AIM OF THE EXERCISE —
Repeat the entries below exactly as they appear, with no pictures.

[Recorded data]
━━━━━━━━

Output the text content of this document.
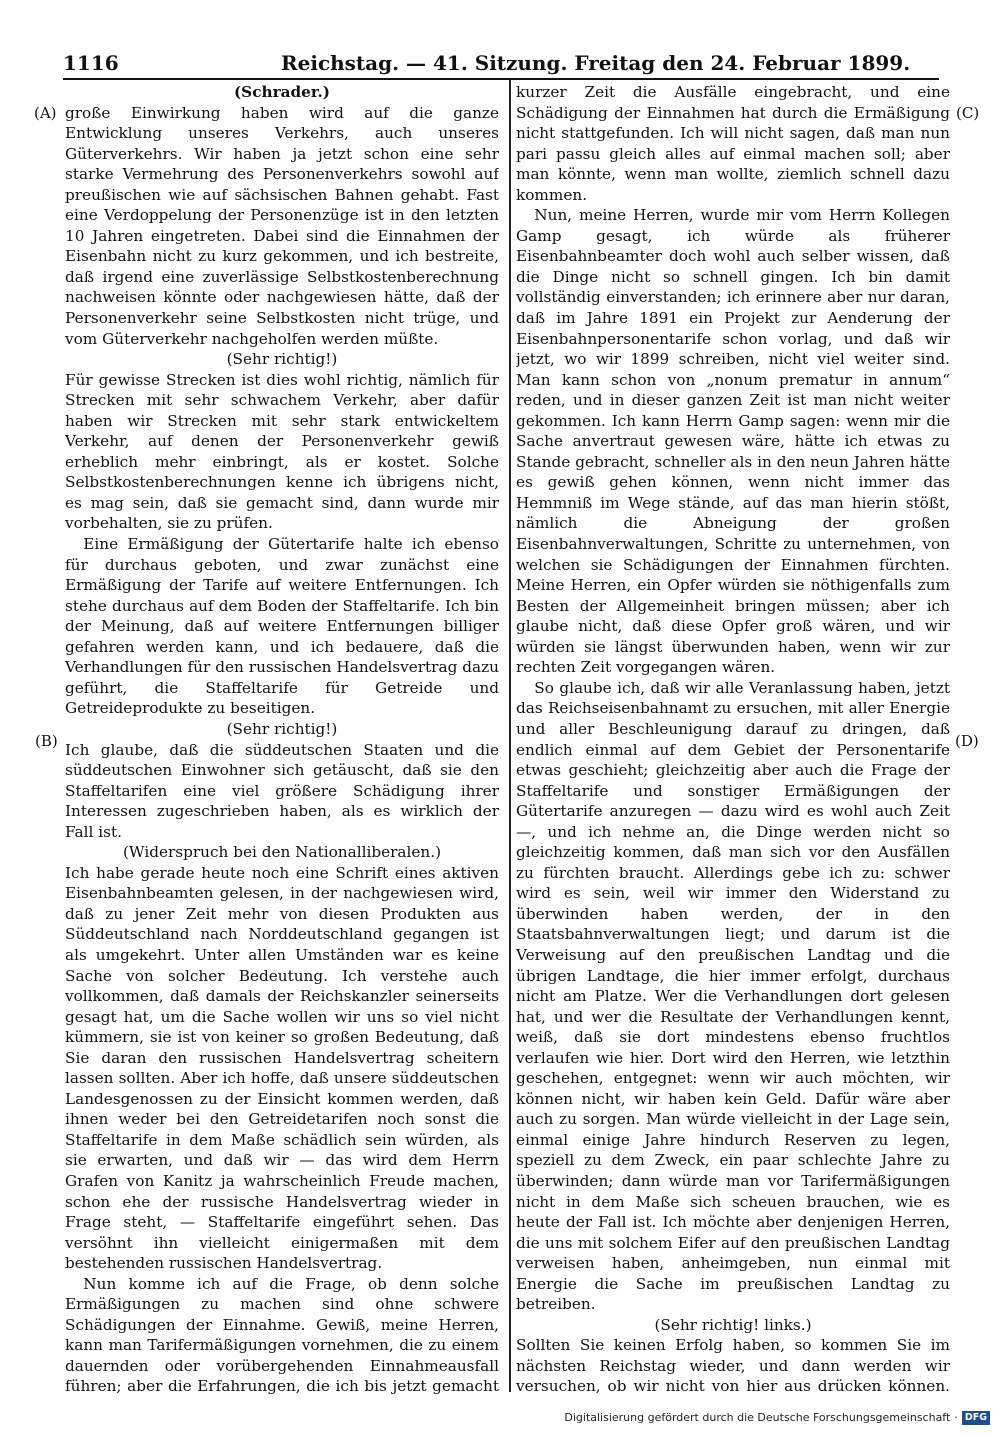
1116	Reichstag. — 41. Sitzung. Freitag den 24. Februar 1899.
(A)
(B)
(C)
(D)

(Schrader.)

große Einwirkung haben wird auf die ganze Entwicklung unseres Verkehrs, auch unseres Güterverkehrs. Wir haben ja jetzt schon eine sehr starke Vermehrung des Personenverkehrs sowohl auf preußischen wie auf sächsischen Bahnen gehabt. Fast eine Verdoppelung der Personenzüge ist in den letzten 10 Jahren eingetreten. Dabei sind die Einnahmen der Eisenbahn nicht zu kurz gekommen, und ich bestreite, daß irgend eine zuverlässige Selbstkostenberechnung nachweisen könnte oder nachgewiesen hätte, daß der Personenverkehr seine Selbstkosten nicht trüge, und vom Güterverkehr nachgeholfen werden müßte.

(Sehr richtig!)

Für gewisse Strecken ist dies wohl richtig, nämlich für Strecken mit sehr schwachem Verkehr, aber dafür haben wir Strecken mit sehr stark entwickeltem Verkehr, auf denen der Personenverkehr gewiß erheblich mehr einbringt, als er kostet. Solche Selbstkostenberechnungen kenne ich übrigens nicht, es mag sein, daß sie gemacht sind, dann wurde mir vorbehalten, sie zu prüfen.

Eine Ermäßigung der Gütertarife halte ich ebenso für durchaus geboten, und zwar zunächst eine Ermäßigung der Tarife auf weitere Entfernungen. Ich stehe durchaus auf dem Boden der Staffeltarife. Ich bin der Meinung, daß auf weitere Entfernungen billiger gefahren werden kann, und ich bedauere, daß die Verhandlungen für den russischen Handelsvertrag dazu geführt, die Staffeltarife für Getreide und Getreideprodukte zu beseitigen.

(Sehr richtig!)

Ich glaube, daß die süddeutschen Staaten und die süddeutschen Einwohner sich getäuscht, daß sie den Staffeltarifen eine viel größere Schädigung ihrer Interessen zugeschrieben haben, als es wirklich der Fall ist.

(Widerspruch bei den Nationalliberalen.)

Ich habe gerade heute noch eine Schrift eines aktiven Eisenbahnbeamten gelesen, in der nachgewiesen wird, daß zu jener Zeit mehr von diesen Produkten aus Süddeutschland nach Norddeutschland gegangen ist als umgekehrt. Unter allen Umständen war es keine Sache von solcher Bedeutung. Ich verstehe auch vollkommen, daß damals der Reichskanzler seinerseits gesagt hat, um die Sache wollen wir uns so viel nicht kümmern, sie ist von keiner so großen Bedeutung, daß Sie daran den russischen Handelsvertrag scheitern lassen sollten. Aber ich hoffe, daß unsere süddeutschen Landesgenossen zu der Einsicht kommen werden, daß ihnen weder bei den Getreidetarifen noch sonst die Staffeltarife in dem Maße schädlich sein würden, als sie erwarten, und daß wir — das wird dem Herrn Grafen von Kanitz ja wahrscheinlich Freude machen, schon ehe der russische Handelsvertrag wieder in Frage steht, — Staffeltarife eingeführt sehen. Das versöhnt ihn vielleicht einigermaßen mit dem bestehenden russischen Handelsvertrag.

Nun komme ich auf die Frage, ob denn solche Ermäßigungen zu machen sind ohne schwere Schädigungen der Einnahme. Gewiß, meine Herren, kann man Tarifermäßigungen vornehmen, die zu einem dauernden oder vorübergehenden Einnahmeausfall führen; aber die Erfahrungen, die ich bis jetzt gemacht

kurzer Zeit die Ausfälle eingebracht, und eine Schädigung der Einnahmen hat durch die Ermäßigung nicht stattgefunden. Ich will nicht sagen, daß man nun pari passu gleich alles auf einmal machen soll; aber man könnte, wenn man wollte, ziemlich schnell dazu kommen.

Nun, meine Herren, wurde mir vom Herrn Kollegen Gamp gesagt, ich würde als früherer Eisenbahnbeamter doch wohl auch selber wissen, daß die Dinge nicht so schnell gingen. Ich bin damit vollständig einverstanden; ich erinnere aber nur daran, daß im Jahre 1891 ein Projekt zur Aenderung der Eisenbahnpersonentarife schon vorlag, und daß wir jetzt, wo wir 1899 schreiben, nicht viel weiter sind. Man kann schon von „nonum prematur in annum“ reden, und in dieser ganzen Zeit ist man nicht weiter gekommen. Ich kann Herrn Gamp sagen: wenn mir die Sache anvertraut gewesen wäre, hätte ich etwas zu Stande gebracht, schneller als in den neun Jahren hätte es gewiß gehen können, wenn nicht immer das Hemmniß im Wege stände, auf das man hierin stößt, nämlich die Abneigung der großen Eisenbahnverwaltungen, Schritte zu unternehmen, von welchen sie Schädigungen der Einnahmen fürchten. Meine Herren, ein Opfer würden sie nöthigenfalls zum Besten der Allgemeinheit bringen müssen; aber ich glaube nicht, daß diese Opfer groß wären, und wir würden sie längst überwunden haben, wenn wir zur rechten Zeit vorgegangen wären.

So glaube ich, daß wir alle Veranlassung haben, jetzt das Reichseisenbahnamt zu ersuchen, mit aller Energie und aller Beschleunigung darauf zu dringen, daß endlich einmal auf dem Gebiet der Personentarife etwas geschieht; gleichzeitig aber auch die Frage der Staffeltarife und sonstiger Ermäßigungen der Gütertarife anzuregen — dazu wird es wohl auch Zeit —, und ich nehme an, die Dinge werden nicht so gleichzeitig kommen, daß man sich vor den Ausfällen zu fürchten braucht. Allerdings gebe ich zu: schwer wird es sein, weil wir immer den Widerstand zu überwinden haben werden, der in den Staatsbahnverwaltungen liegt; und darum ist die Verweisung auf den preußischen Landtag und die übrigen Landtage, die hier immer erfolgt, durchaus nicht am Platze. Wer die Verhandlungen dort gelesen hat, und wer die Resultate der Verhandlungen kennt, weiß, daß sie dort mindestens ebenso fruchtlos verlaufen wie hier. Dort wird den Herren, wie letzthin geschehen, entgegnet: wenn wir auch möchten, wir können nicht, wir haben kein Geld. Dafür wäre aber auch zu sorgen. Man würde vielleicht in der Lage sein, einmal einige Jahre hindurch Reserven zu legen, speziell zu dem Zweck, ein paar schlechte Jahre zu überwinden; dann würde man vor Tarifermäßigungen nicht in dem Maße sich scheuen brauchen, wie es heute der Fall ist. Ich möchte aber denjenigen Herren, die uns mit solchem Eifer auf den preußischen Landtag verweisen haben, anheimgeben, nun einmal mit Energie die Sache im preußischen Landtag zu betreiben.

(Sehr richtig! links.)

Sollten Sie keinen Erfolg haben, so kommen Sie im nächsten Reichstag wieder, und dann werden wir versuchen, ob wir nicht von hier aus drücken können.

Digitalisierung gefördert durch die Deutsche Forschungsgemeinschaft · DFG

━━━━━━━━

RESULT —
Output the text content of this document.
1116	Reichstag. — 41. Sitzung. Freitag den 24. Februar 1899.
(A)
(B)
(C)
(D)

(Schrader.)

große Einwirkung haben wird auf die ganze Entwicklung unseres Verkehrs, auch unseres Güterverkehrs. Wir haben ja jetzt schon eine sehr starke Vermehrung des Personenverkehrs sowohl auf preußischen wie auf sächsischen Bahnen gehabt. Fast eine Verdoppelung der Personenzüge ist in den letzten 10 Jahren eingetreten. Dabei sind die Einnahmen der Eisenbahn nicht zu kurz gekommen, und ich bestreite, daß irgend eine zuverlässige Selbstkostenberechnung nachweisen könnte oder nachgewiesen hätte, daß der Personenverkehr seine Selbstkosten nicht trüge, und vom Güterverkehr nachgeholfen werden müßte.

(Sehr richtig!)

Für gewisse Strecken ist dies wohl richtig, nämlich für Strecken mit sehr schwachem Verkehr, aber dafür haben wir Strecken mit sehr stark entwickeltem Verkehr, auf denen der Personenverkehr gewiß erheblich mehr einbringt, als er kostet. Solche Selbstkostenberechnungen kenne ich übrigens nicht, es mag sein, daß sie gemacht sind, dann wurde mir vorbehalten, sie zu prüfen.

Eine Ermäßigung der Gütertarife halte ich ebenso für durchaus geboten, und zwar zunächst eine Ermäßigung der Tarife auf weitere Entfernungen. Ich stehe durchaus auf dem Boden der Staffeltarife. Ich bin der Meinung, daß auf weitere Entfernungen billiger gefahren werden kann, und ich bedauere, daß die Verhandlungen für den russischen Handelsvertrag dazu geführt, die Staffeltarife für Getreide und Getreideprodukte zu beseitigen.

(Sehr richtig!)

Ich glaube, daß die süddeutschen Staaten und die süddeutschen Einwohner sich getäuscht, daß sie den Staffeltarifen eine viel größere Schädigung ihrer Interessen zugeschrieben haben, als es wirklich der Fall ist.

(Widerspruch bei den Nationalliberalen.)

Ich habe gerade heute noch eine Schrift eines aktiven Eisenbahnbeamten gelesen, in der nachgewiesen wird, daß zu jener Zeit mehr von diesen Produkten aus Süddeutschland nach Norddeutschland gegangen ist als umgekehrt. Unter allen Umständen war es keine Sache von solcher Bedeutung. Ich verstehe auch vollkommen, daß damals der Reichskanzler seinerseits gesagt hat, um die Sache wollen wir uns so viel nicht kümmern, sie ist von keiner so großen Bedeutung, daß Sie daran den russischen Handelsvertrag scheitern lassen sollten. Aber ich hoffe, daß unsere süddeutschen Landesgenossen zu der Einsicht kommen werden, daß ihnen weder bei den Getreidetarifen noch sonst die Staffeltarife in dem Maße schädlich sein würden, als sie erwarten, und daß wir — das wird dem Herrn Grafen von Kanitz ja wahrscheinlich Freude machen, schon ehe der russische Handelsvertrag wieder in Frage steht, — Staffeltarife eingeführt sehen. Das versöhnt ihn vielleicht einigermaßen mit dem bestehenden russischen Handelsvertrag.

Nun komme ich auf die Frage, ob denn solche Ermäßigungen zu machen sind ohne schwere Schädigungen der Einnahme. Gewiß, meine Herren, kann man Tarifermäßigungen vornehmen, die zu einem dauernden oder vorübergehenden Einnahmeausfall führen; aber die Erfahrungen, die ich bis jetzt gemacht

kurzer Zeit die Ausfälle eingebracht, und eine Schädigung der Einnahmen hat durch die Ermäßigung nicht stattgefunden. Ich will nicht sagen, daß man nun pari passu gleich alles auf einmal machen soll; aber man könnte, wenn man wollte, ziemlich schnell dazu kommen.

Nun, meine Herren, wurde mir vom Herrn Kollegen Gamp gesagt, ich würde als früherer Eisenbahnbeamter doch wohl auch selber wissen, daß die Dinge nicht so schnell gingen. Ich bin damit vollständig einverstanden; ich erinnere aber nur daran, daß im Jahre 1891 ein Projekt zur Aenderung der Eisenbahnpersonentarife schon vorlag, und daß wir jetzt, wo wir 1899 schreiben, nicht viel weiter sind. Man kann schon von „nonum prematur in annum“ reden, und in dieser ganzen Zeit ist man nicht weiter gekommen. Ich kann Herrn Gamp sagen: wenn mir die Sache anvertraut gewesen wäre, hätte ich etwas zu Stande gebracht, schneller als in den neun Jahren hätte es gewiß gehen können, wenn nicht immer das Hemmniß im Wege stände, auf das man hierin stößt, nämlich die Abneigung der großen Eisenbahnverwaltungen, Schritte zu unternehmen, von welchen sie Schädigungen der Einnahmen fürchten. Meine Herren, ein Opfer würden sie nöthigenfalls zum Besten der Allgemeinheit bringen müssen; aber ich glaube nicht, daß diese Opfer groß wären, und wir würden sie längst überwunden haben, wenn wir zur rechten Zeit vorgegangen wären.

So glaube ich, daß wir alle Veranlassung haben, jetzt das Reichseisenbahnamt zu ersuchen, mit aller Energie und aller Beschleunigung darauf zu dringen, daß endlich einmal auf dem Gebiet der Personentarife etwas geschieht; gleichzeitig aber auch die Frage der Staffeltarife und sonstiger Ermäßigungen der Gütertarife anzuregen — dazu wird es wohl auch Zeit —, und ich nehme an, die Dinge werden nicht so gleichzeitig kommen, daß man sich vor den Ausfällen zu fürchten braucht. Allerdings gebe ich zu: schwer wird es sein, weil wir immer den Widerstand zu überwinden haben werden, der in den Staatsbahnverwaltungen liegt; und darum ist die Verweisung auf den preußischen Landtag und die übrigen Landtage, die hier immer erfolgt, durchaus nicht am Platze. Wer die Verhandlungen dort gelesen hat, und wer die Resultate der Verhandlungen kennt, weiß, daß sie dort mindestens ebenso fruchtlos verlaufen wie hier. Dort wird den Herren, wie letzthin geschehen, entgegnet: wenn wir auch möchten, wir können nicht, wir haben kein Geld. Dafür wäre aber auch zu sorgen. Man würde vielleicht in der Lage sein, einmal einige Jahre hindurch Reserven zu legen, speziell zu dem Zweck, ein paar schlechte Jahre zu überwinden; dann würde man vor Tarifermäßigungen nicht in dem Maße sich scheuen brauchen, wie es heute der Fall ist. Ich möchte aber denjenigen Herren, die uns mit solchem Eifer auf den preußischen Landtag verweisen haben, anheimgeben, nun einmal mit Energie die Sache im preußischen Landtag zu betreiben.

(Sehr richtig! links.)

Sollten Sie keinen Erfolg haben, so kommen Sie im nächsten Reichstag wieder, und dann werden wir versuchen, ob wir nicht von hier aus drücken können.

Digitalisierung gefördert durch die Deutsche Forschungsgemeinschaft · DFG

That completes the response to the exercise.